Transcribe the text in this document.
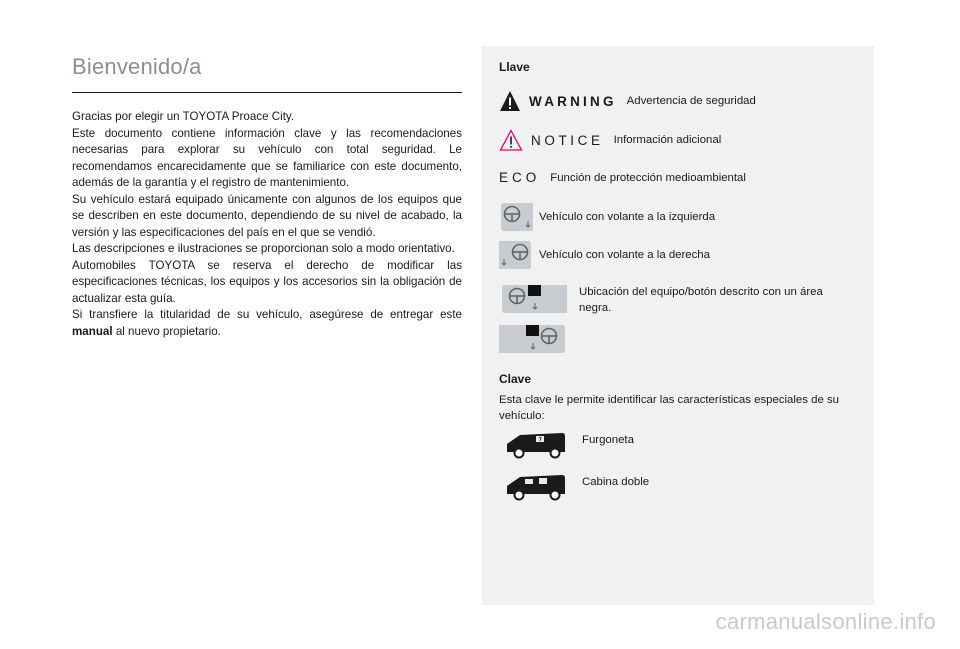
Bienvenido/a

Gracias por elegir un TOYOTA Proace City.

Este documento contiene información clave y las recomendaciones necesarias para explorar su vehículo con total seguridad. Le recomendamos encarecidamente que se familiarice con este documento, además de la garantía y el registro de mantenimiento.

Su vehículo estará equipado únicamente con algunos de los equipos que se describen en este documento, dependiendo de su nivel de acabado, la versión y las especificaciones del país en el que se vendió.

Las descripciones e ilustraciones se proporcionan solo a modo orientativo.

Automobiles TOYOTA se reserva el derecho de modificar las especificaciones técnicas, los equipos y los accesorios sin la obligación de actualizar esta guía.

Si transfiere la titularidad de su vehículo, asegúrese de entregar este manual al nuevo propietario.

Llave
WARNING Advertencia de seguridad
NOTICE Información adicional
ECO Función de protección medioambiental
Vehículo con volante a la izquierda
Vehículo con volante a la derecha
Ubicación del equipo/botón descrito con un área negra.
Clave
Esta clave le permite identificar las características especiales de su vehículo:
Furgoneta
Cabina doble
carmanualsonline.info
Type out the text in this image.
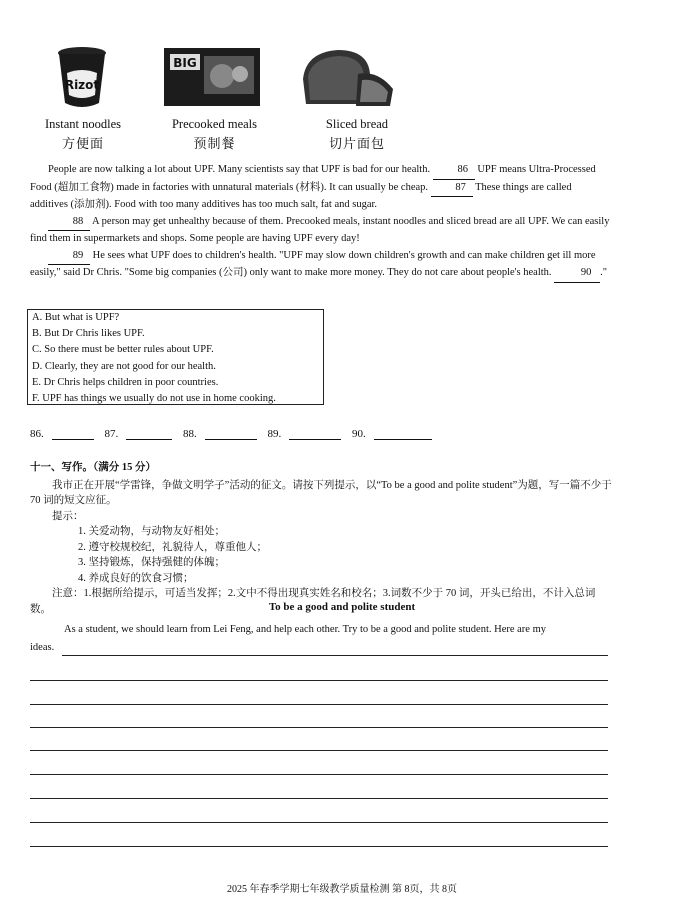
Rizot
BIG
Instant noodles
方便面
Precooked meals
预制餐
Sliced bread
切片面包

People are now talking a lot about UPF. Many scientists say that UPF is bad for our health. 86 UPF means Ultra-Processed Food (超加工食物) made in factories with unnatural materials (材料). It can usually be cheap. 87 These things are called additives (添加剂). Food with too many additives has too much salt, fat and sugar.

88 A person may get unhealthy because of them. Precooked meals, instant noodles and sliced bread are all UPF. We can easily find them in supermarkets and shops. Some people are having UPF every day!

89 He sees what UPF does to children's health. "UPF may slow down children's growth and can make children get ill more easily," said Dr Chris. "Some big companies (公司) only want to make more money. They do not care about people's health.	90 ."

A. But what is UPF?
B. But Dr Chris likes UPF.
C. So there must be better rules about UPF.
D. Clearly, they are not good for our health.
E. Dr Chris helps children in poor countries.
F. UPF has things we usually do not use in home cooking.
86.	87.	88.	89.	90.
十一、写作。（满分 15 分）
我市正在开展“学雷锋，争做文明学子”活动的征文。请按下列提示，以“To be a good and polite student”为题，写一篇不少于 70 词的短文应征。
提示：
1. 关爱动物，与动物友好相处；
2. 遵守校规校纪，礼貌待人，尊重他人；
3. 坚持锻炼，保持强健的体魄；
4. 养成良好的饮食习惯；
注意：1.根据所给提示，可适当发挥；2.文中不得出现真实姓名和校名；3.词数不少于 70 词，开头已给出，不计入总词数。	To be a good and polite student
As a student, we should learn from Lei Feng, and help each other. Try to be a good and polite student. Here are my
ideas.
2025 年春季学期七年级教学质量检测 第 8页，共 8页
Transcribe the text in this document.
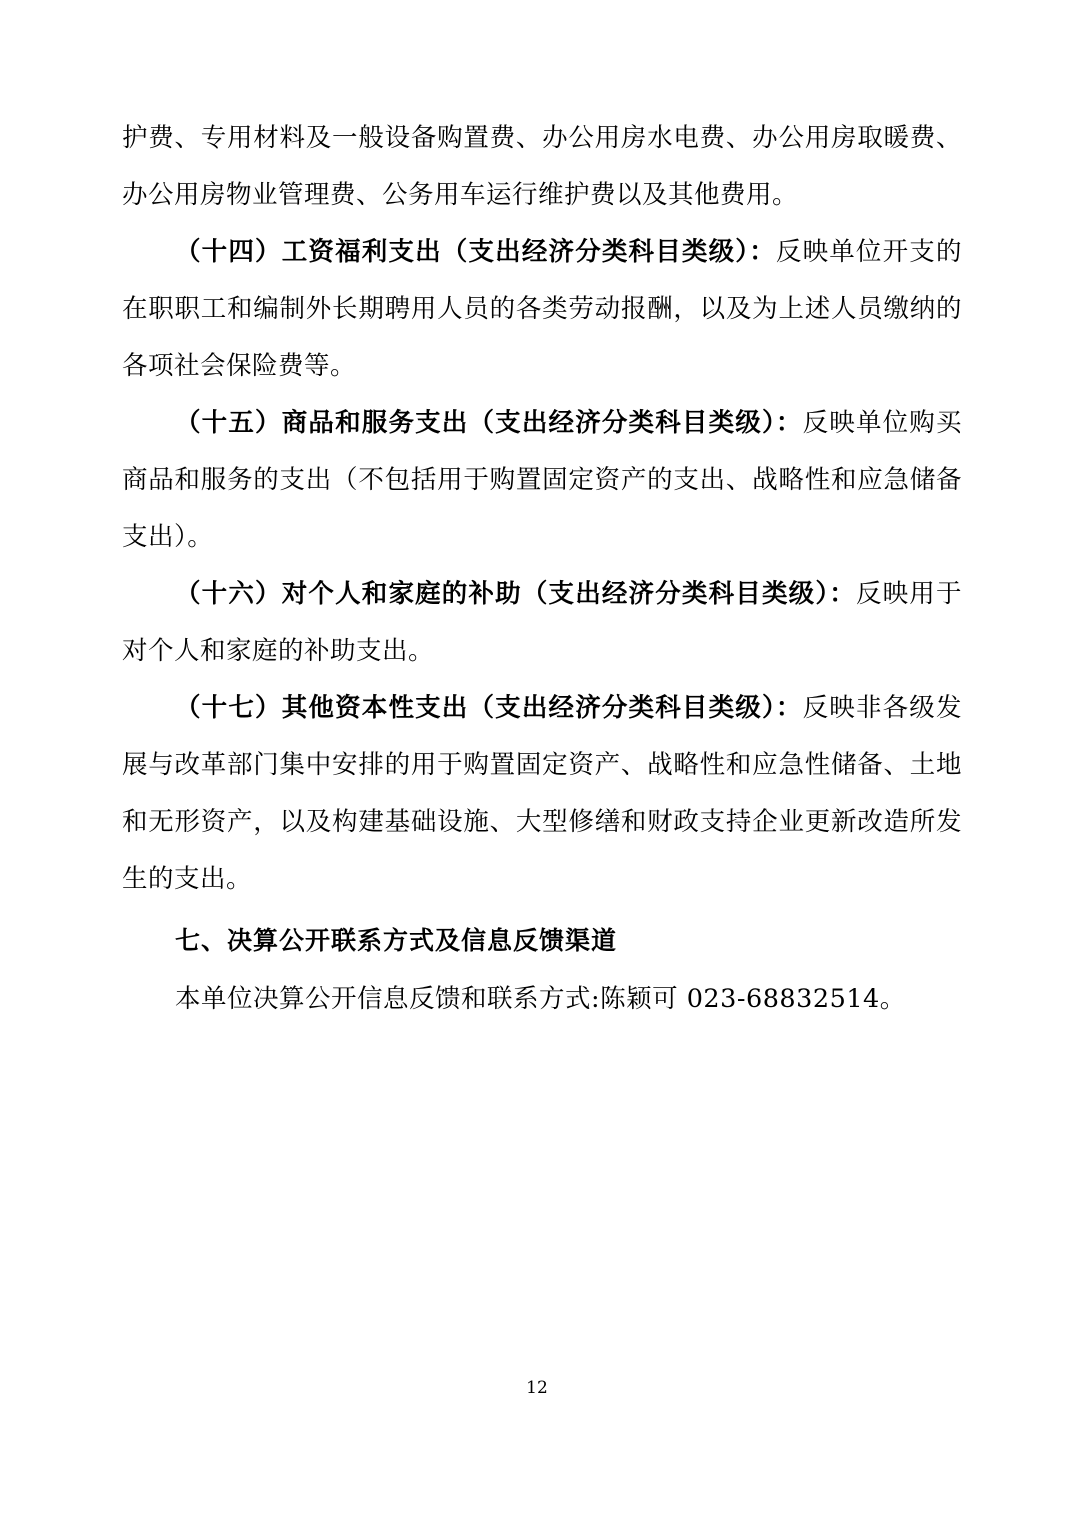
护费、专用材料及一般设备购置费、办公用房水电费、办公用房取暖费、办公用房物业管理费、公务用车运行维护费以及其他费用。

（十四）工资福利支出（支出经济分类科目类级）：反映单位开支的在职职工和编制外长期聘用人员的各类劳动报酬，以及为上述人员缴纳的各项社会保险费等。

（十五）商品和服务支出（支出经济分类科目类级）：反映单位购买商品和服务的支出（不包括用于购置固定资产的支出、战略性和应急储备支出）。

（十六）对个人和家庭的补助（支出经济分类科目类级）：反映用于对个人和家庭的补助支出。

（十七）其他资本性支出（支出经济分类科目类级）：反映非各级发展与改革部门集中安排的用于购置固定资产、战略性和应急性储备、土地和无形资产，以及构建基础设施、大型修缮和财政支持企业更新改造所发生的支出。

七、决算公开联系方式及信息反馈渠道

本单位决算公开信息反馈和联系方式:陈颖可 023-68832514。

12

:::::

Exercise details: Select every line where the word "bread" occurs.

Solution to this problem:
Sliced bread
88 A person may get unhealthy because of them. Precooked meals, instant noodles and sliced bread are all UPF. We can easily find them in supermarkets and shops. Some people are having UPF every day!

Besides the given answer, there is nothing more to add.